RECORDS FOR THE TASK:

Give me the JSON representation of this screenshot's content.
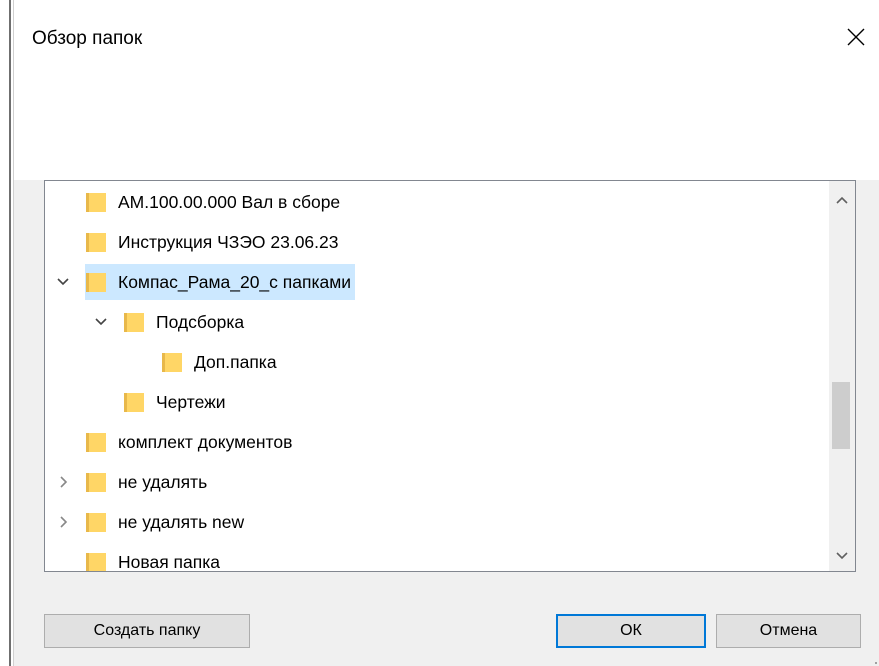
{
  "window": {
    "title": "Обзор папок"
  },
  "tree": {
    "items": [
      {
        "label": "АМ.100.00.000 Вал в сборе",
        "level": 1,
        "expander": "none",
        "selected": false
      },
      {
        "label": "Инструкция ЧЗЭО 23.06.23",
        "level": 1,
        "expander": "none",
        "selected": false
      },
      {
        "label": "Компас_Рама_20_с папками",
        "level": 1,
        "expander": "expanded",
        "selected": true
      },
      {
        "label": "Подсборка",
        "level": 2,
        "expander": "expanded",
        "selected": false
      },
      {
        "label": "Доп.папка",
        "level": 3,
        "expander": "none",
        "selected": false
      },
      {
        "label": "Чертежи",
        "level": 2,
        "expander": "none",
        "selected": false
      },
      {
        "label": "комплект документов",
        "level": 1,
        "expander": "none",
        "selected": false
      },
      {
        "label": "не удалять",
        "level": 1,
        "expander": "collapsed",
        "selected": false
      },
      {
        "label": "не удалять new",
        "level": 1,
        "expander": "collapsed",
        "selected": false
      },
      {
        "label": "Новая папка",
        "level": 1,
        "expander": "none",
        "selected": false
      }
    ],
    "scroll_position": 0.55
  },
  "buttons": {
    "new_folder": "Создать папку",
    "ok": "ОК",
    "cancel": "Отмена"
  },
  "icons": {
    "close": "close-icon",
    "folder": "folder-icon",
    "expanded": "chevron-down-icon",
    "collapsed": "chevron-right-icon",
    "scroll_up": "scroll-up-arrow-icon",
    "scroll_down": "scroll-down-arrow-icon"
  },
  "colors": {
    "selection": "#cce8ff",
    "default_button_border": "#0078d7",
    "folder_fill": "#ffd666",
    "folder_shade": "#e8b84a"
  }
}
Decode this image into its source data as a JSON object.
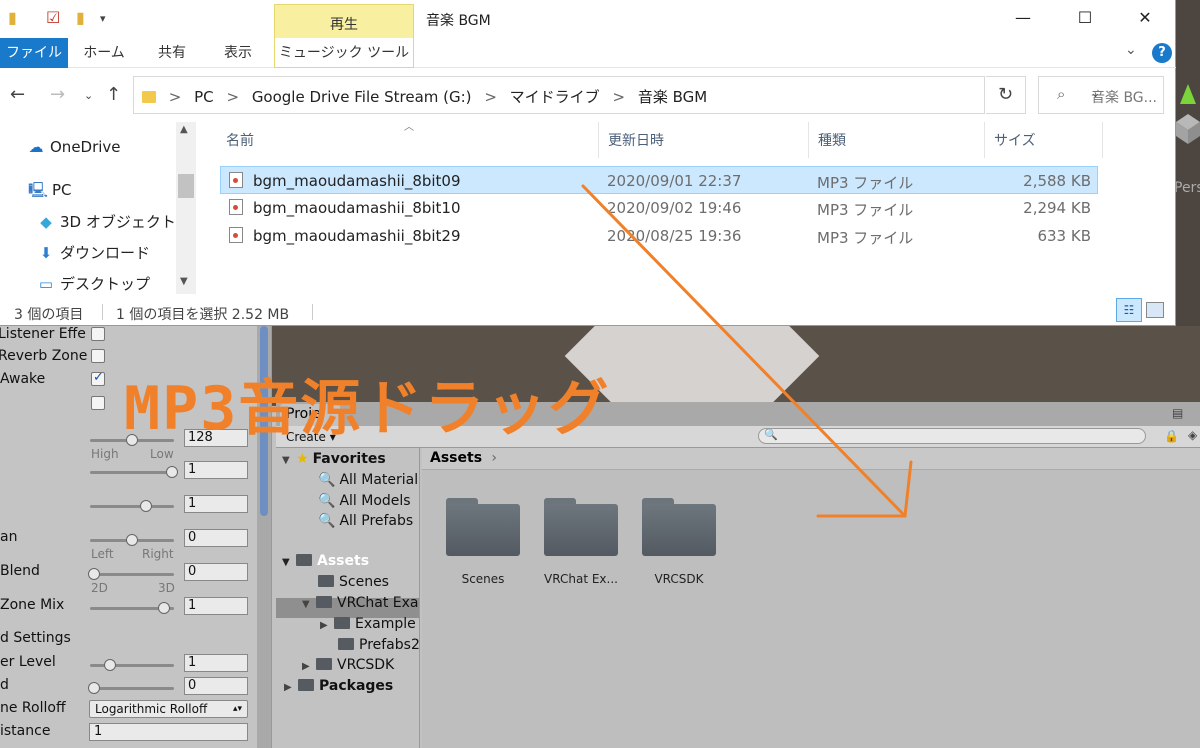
{
  "explorer": {
    "window_title": "音楽 BGM",
    "context_tab_group": "再生",
    "ribbon_tabs": {
      "file": "ファイル",
      "home": "ホーム",
      "share": "共有",
      "view": "表示",
      "music_tools": "ミュージック ツール"
    },
    "help": "?",
    "address": {
      "crumbs": [
        "PC",
        "Google Drive File Stream (G:)",
        "マイドライブ",
        "音楽 BGM"
      ],
      "separator": ">"
    },
    "search_placeholder": "音楽 BG...",
    "nav_pane": {
      "items": [
        {
          "label": "OneDrive",
          "icon": "onedrive-icon"
        },
        {
          "label": "PC",
          "icon": "pc-icon"
        },
        {
          "label": "3D オブジェクト",
          "icon": "3d-objects-icon"
        },
        {
          "label": "ダウンロード",
          "icon": "download-icon"
        },
        {
          "label": "デスクトップ",
          "icon": "desktop-icon"
        }
      ]
    },
    "columns": {
      "name": "名前",
      "modified": "更新日時",
      "type": "種類",
      "size": "サイズ"
    },
    "files": [
      {
        "name": "bgm_maoudamashii_8bit09",
        "modified": "2020/09/01 22:37",
        "type": "MP3 ファイル",
        "size": "2,588 KB",
        "selected": true
      },
      {
        "name": "bgm_maoudamashii_8bit10",
        "modified": "2020/09/02 19:46",
        "type": "MP3 ファイル",
        "size": "2,294 KB",
        "selected": false
      },
      {
        "name": "bgm_maoudamashii_8bit29",
        "modified": "2020/08/25 19:36",
        "type": "MP3 ファイル",
        "size": "633 KB",
        "selected": false
      }
    ],
    "status": {
      "item_count": "3 個の項目",
      "selection": "1 個の項目を選択  2.52 MB"
    }
  },
  "annotation": {
    "caption": "MP3音源ドラッグ",
    "color": "#f0812a"
  },
  "unity": {
    "scene_label": "Pers",
    "inspector": {
      "rows": {
        "listener_effects": "Listener Effe",
        "reverb_zone": "Reverb Zone",
        "play_awake": "Awake",
        "priority_value": "128",
        "priority_high": "High",
        "priority_low": "Low",
        "volume_value": "1",
        "pitch_value": "1",
        "pan_label": "an",
        "pan_value": "0",
        "pan_left": "Left",
        "pan_right": "Right",
        "spatial_label": "Blend",
        "spatial_value": "0",
        "spatial_2d": "2D",
        "spatial_3d": "3D",
        "reverb_mix_label": "Zone Mix",
        "reverb_mix_value": "1",
        "sound_settings": "d Settings",
        "doppler_label": "er Level",
        "doppler_value": "1",
        "spread_label": "d",
        "spread_value": "0",
        "rolloff_label": "ne Rolloff",
        "rolloff_value": "Logarithmic Rolloff",
        "min_distance_label": "istance",
        "min_distance_value": "1"
      }
    },
    "project": {
      "tab": "Proje",
      "create": "Create",
      "breadcrumb": "Assets",
      "tree": {
        "favorites": "Favorites",
        "all_materials": "All Material",
        "all_models": "All Models",
        "all_prefabs": "All Prefabs",
        "assets": "Assets",
        "scenes": "Scenes",
        "vrchat_examples": "VRChat Exa",
        "examples": "Example",
        "prefabs2": "Prefabs2",
        "vrcsdk": "VRCSDK",
        "packages": "Packages"
      },
      "assets": [
        "Scenes",
        "VRChat Ex...",
        "VRCSDK"
      ]
    }
  }
}
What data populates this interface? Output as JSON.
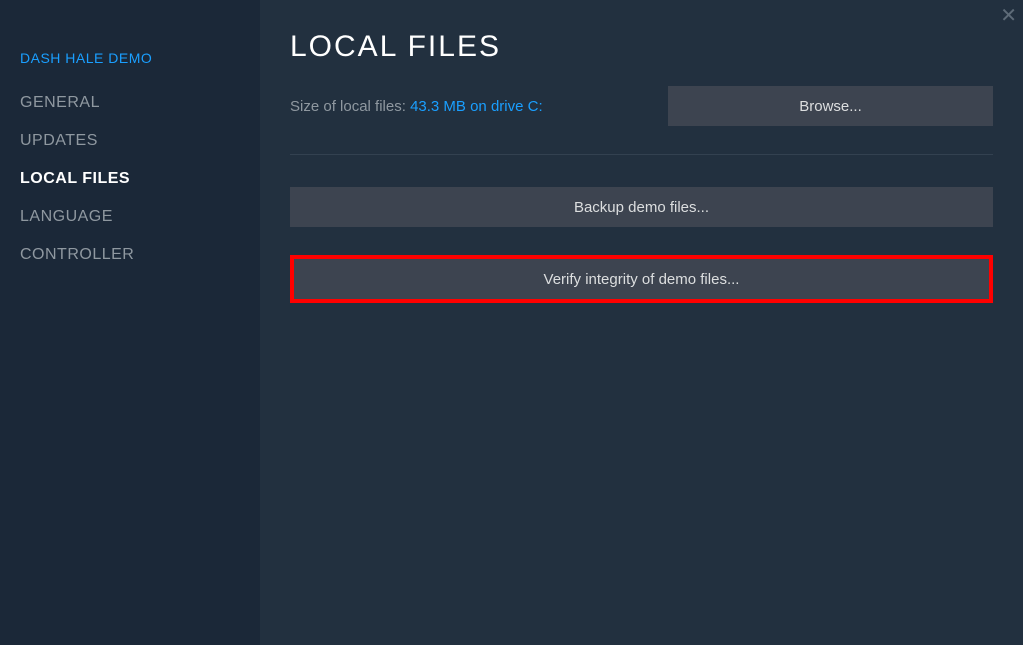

TO DO: Output the lines above in full and exactly as given, omitting any pictures.

OUTPUT FOR THIS EXERCISE:
Give me the JSON representation of this screenshot's content.
{
  "window": {
    "title": "Обзор папок"
  },
  "tree": {
    "items": [
      {
        "label": "АМ.100.00.000 Вал в сборе",
        "level": 1,
        "expander": "none",
        "selected": false
      },
      {
        "label": "Инструкция ЧЗЭО 23.06.23",
        "level": 1,
        "expander": "none",
        "selected": false
      },
      {
        "label": "Компас_Рама_20_с папками",
        "level": 1,
        "expander": "expanded",
        "selected": true
      },
      {
        "label": "Подсборка",
        "level": 2,
        "expander": "expanded",
        "selected": false
      },
      {
        "label": "Доп.папка",
        "level": 3,
        "expander": "none",
        "selected": false
      },
      {
        "label": "Чертежи",
        "level": 2,
        "expander": "none",
        "selected": false
      },
      {
        "label": "комплект документов",
        "level": 1,
        "expander": "none",
        "selected": false
      },
      {
        "label": "не удалять",
        "level": 1,
        "expander": "collapsed",
        "selected": false
      },
      {
        "label": "не удалять new",
        "level": 1,
        "expander": "collapsed",
        "selected": false
      },
      {
        "label": "Новая папка",
        "level": 1,
        "expander": "none",
        "selected": false
      }
    ],
    "scroll_position": 0.55
  },
  "buttons": {
    "new_folder": "Создать папку",
    "ok": "ОК",
    "cancel": "Отмена"
  },
  "icons": {
    "close": "close-icon",
    "folder": "folder-icon",
    "expanded": "chevron-down-icon",
    "collapsed": "chevron-right-icon",
    "scroll_up": "scroll-up-arrow-icon",
    "scroll_down": "scroll-down-arrow-icon"
  },
  "colors": {
    "selection": "#cce8ff",
    "default_button_border": "#0078d7",
    "folder_fill": "#ffd666",
    "folder_shade": "#e8b84a"
  }
}
Decode this image into its source data as a JSON object.
{
  "explorer": {
    "window_title": "音楽 BGM",
    "context_tab_group": "再生",
    "ribbon_tabs": {
      "file": "ファイル",
      "home": "ホーム",
      "share": "共有",
      "view": "表示",
      "music_tools": "ミュージック ツール"
    },
    "help": "?",
    "address": {
      "crumbs": [
        "PC",
        "Google Drive File Stream (G:)",
        "マイドライブ",
        "音楽 BGM"
      ],
      "separator": ">"
    },
    "search_placeholder": "音楽 BG...",
    "nav_pane": {
      "items": [
        {
          "label": "OneDrive",
          "icon": "onedrive-icon"
        },
        {
          "label": "PC",
          "icon": "pc-icon"
        },
        {
          "label": "3D オブジェクト",
          "icon": "3d-objects-icon"
        },
        {
          "label": "ダウンロード",
          "icon": "download-icon"
        },
        {
          "label": "デスクトップ",
          "icon": "desktop-icon"
        }
      ]
    },
    "columns": {
      "name": "名前",
      "modified": "更新日時",
      "type": "種類",
      "size": "サイズ"
    },
    "files": [
      {
        "name": "bgm_maoudamashii_8bit09",
        "modified": "2020/09/01 22:37",
        "type": "MP3 ファイル",
        "size": "2,588 KB",
        "selected": true
      },
      {
        "name": "bgm_maoudamashii_8bit10",
        "modified": "2020/09/02 19:46",
        "type": "MP3 ファイル",
        "size": "2,294 KB",
        "selected": false
      },
      {
        "name": "bgm_maoudamashii_8bit29",
        "modified": "2020/08/25 19:36",
        "type": "MP3 ファイル",
        "size": "633 KB",
        "selected": false
      }
    ],
    "status": {
      "item_count": "3 個の項目",
      "selection": "1 個の項目を選択  2.52 MB"
    }
  },
  "annotation": {
    "caption": "MP3音源ドラッグ",
    "color": "#f0812a"
  },
  "unity": {
    "scene_label": "Pers",
    "inspector": {
      "rows": {
        "listener_effects": "Listener Effe",
        "reverb_zone": "Reverb Zone",
        "play_awake": "Awake",
        "priority_value": "128",
        "priority_high": "High",
        "priority_low": "Low",
        "volume_value": "1",
        "pitch_value": "1",
        "pan_label": "an",
        "pan_value": "0",
        "pan_left": "Left",
        "pan_right": "Right",
        "spatial_label": "Blend",
        "spatial_value": "0",
        "spatial_2d": "2D",
        "spatial_3d": "3D",
        "reverb_mix_label": "Zone Mix",
        "reverb_mix_value": "1",
        "sound_settings": "d Settings",
        "doppler_label": "er Level",
        "doppler_value": "1",
        "spread_label": "d",
        "spread_value": "0",
        "rolloff_label": "ne Rolloff",
        "rolloff_value": "Logarithmic Rolloff",
        "min_distance_label": "istance",
        "min_distance_value": "1"
      }
    },
    "project": {
      "tab": "Proje",
      "create": "Create",
      "breadcrumb": "Assets",
      "tree": {
        "favorites": "Favorites",
        "all_materials": "All Material",
        "all_models": "All Models",
        "all_prefabs": "All Prefabs",
        "assets": "Assets",
        "scenes": "Scenes",
        "vrchat_examples": "VRChat Exa",
        "examples": "Example",
        "prefabs2": "Prefabs2",
        "vrcsdk": "VRCSDK",
        "packages": "Packages"
      },
      "assets": [
        "Scenes",
        "VRChat Ex...",
        "VRCSDK"
      ]
    }
  }
}
What data populates this interface? Output as JSON.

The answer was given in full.